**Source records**
** START **

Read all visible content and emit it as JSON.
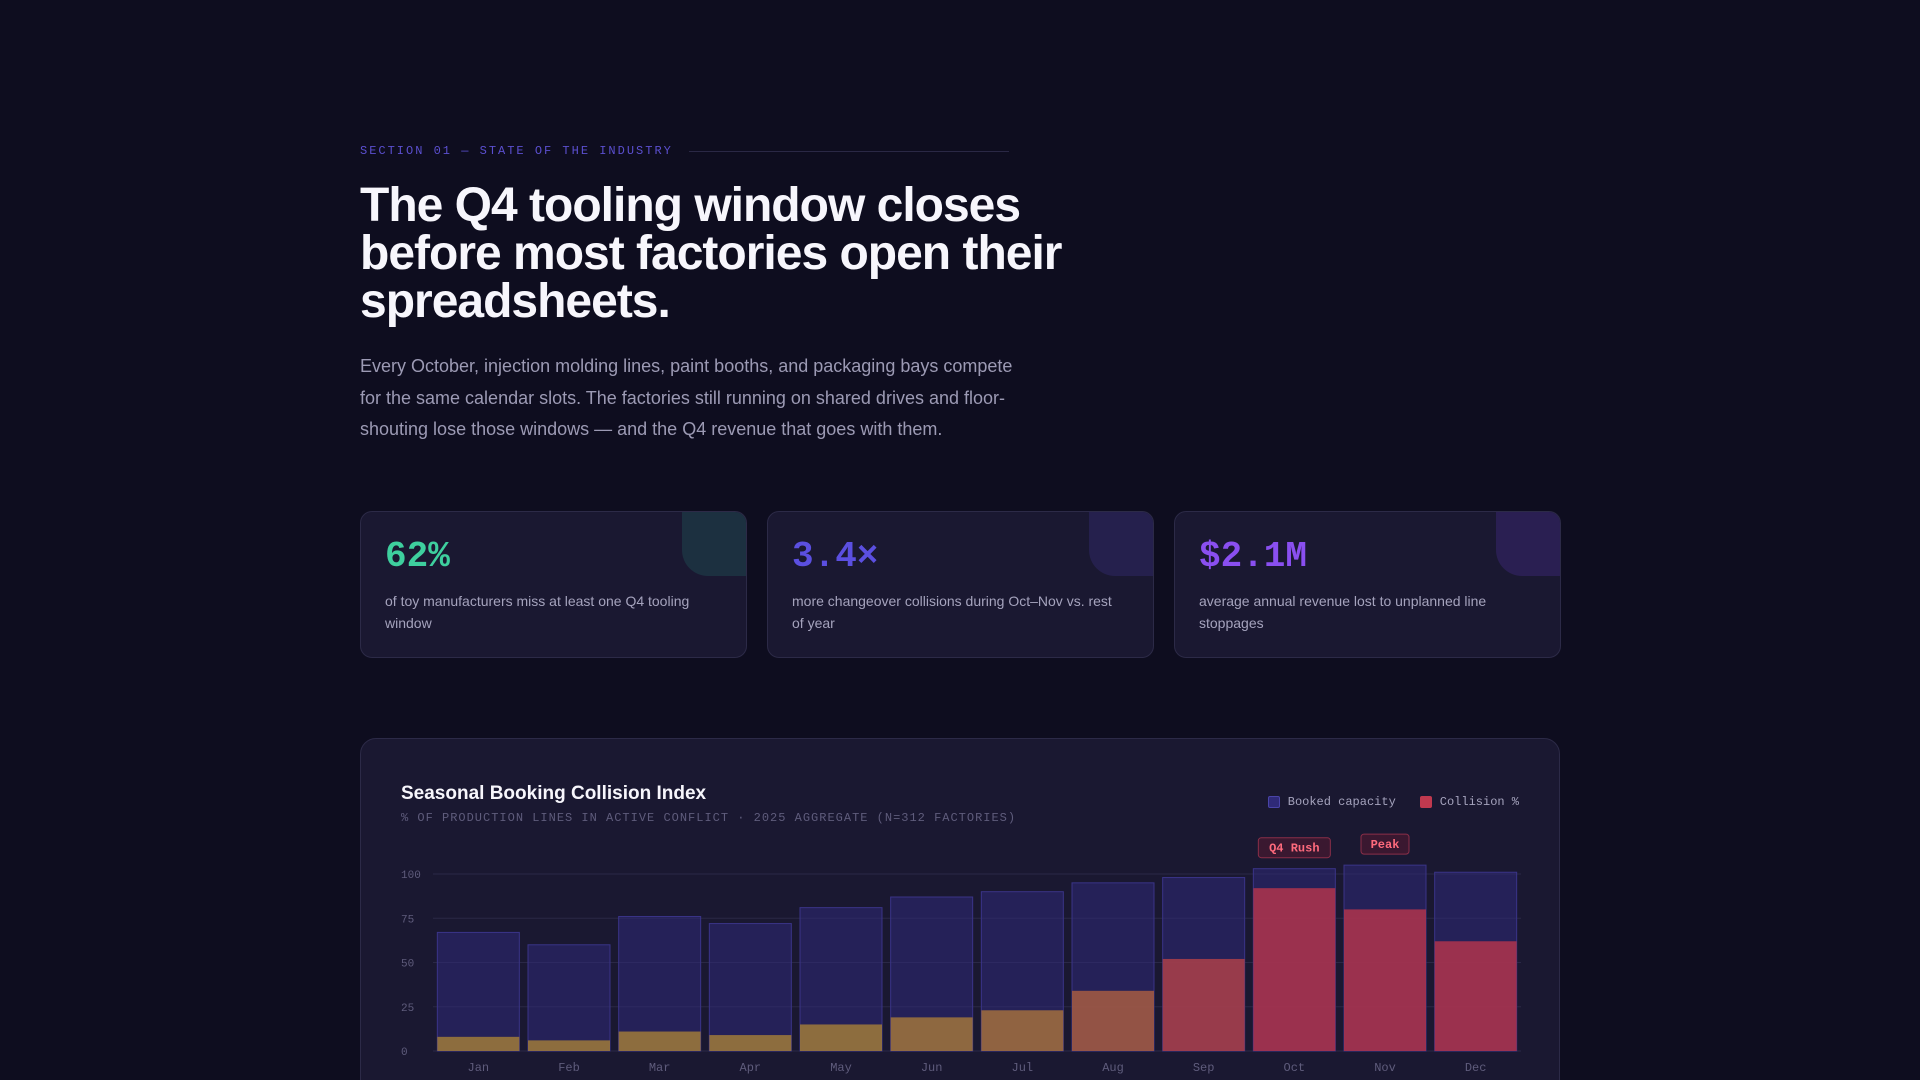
{
  "section": {
    "eyebrow": "SECTION 01 — STATE OF THE INDUSTRY",
    "headline": "The Q4 tooling window closes before most factories open their spreadsheets.",
    "lede": "Every October, injection molding lines, paint booths, and packaging bays compete for the same calendar slots. The factories still running on shared drives and floor-shouting lose those windows — and the Q4 revenue that goes with them."
  },
  "stats": [
    {
      "value": "62%",
      "desc": "of toy manufacturers miss at least one Q4 tooling window",
      "color": "#3ecf9e",
      "corner": "#1c3040"
    },
    {
      "value": "3.4×",
      "desc": "more changeover collisions during Oct–Nov vs. rest of year",
      "color": "#5b4fe0",
      "corner": "#25204d"
    },
    {
      "value": "$2.1M",
      "desc": "average annual revenue lost to unplanned line stoppages",
      "color": "#8a4ff0",
      "corner": "#2a1f52"
    }
  ],
  "colors": {
    "booked": "#2f2a78",
    "collision_low": "#a07a3a",
    "collision_high": "#b0344c",
    "annotation": "#ff6b7d"
  },
  "chart_data": {
    "type": "bar",
    "title": "Seasonal Booking Collision Index",
    "subtitle": "% OF PRODUCTION LINES IN ACTIVE CONFLICT · 2025 AGGREGATE (N=312 FACTORIES)",
    "categories": [
      "Jan",
      "Feb",
      "Mar",
      "Apr",
      "May",
      "Jun",
      "Jul",
      "Aug",
      "Sep",
      "Oct",
      "Nov",
      "Dec"
    ],
    "series": [
      {
        "name": "Booked capacity",
        "values": [
          67,
          60,
          76,
          72,
          81,
          87,
          90,
          95,
          98,
          103,
          105,
          101
        ]
      },
      {
        "name": "Collision %",
        "values": [
          8,
          6,
          11,
          9,
          15,
          19,
          23,
          34,
          52,
          92,
          80,
          62
        ]
      }
    ],
    "yticks": [
      0,
      25,
      50,
      75,
      100
    ],
    "ylim": [
      0,
      105
    ],
    "annotations": [
      {
        "category": "Oct",
        "label": "Q4 Rush"
      },
      {
        "category": "Nov",
        "label": "Peak"
      }
    ],
    "grid": true,
    "legend_position": "top-right"
  }
}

** END **

**Given instruction**
Go through the records and gather the lines that hold "revenue".

**Response to the task**
    "lede": "Every October, injection molding lines, paint booths, and packaging bays compete for the same calendar slots. The factories still running on shared drives and floor-shouting lose those windows — and the Q4 revenue that goes with them."
      "desc": "average annual revenue lost to unplanned line stoppages",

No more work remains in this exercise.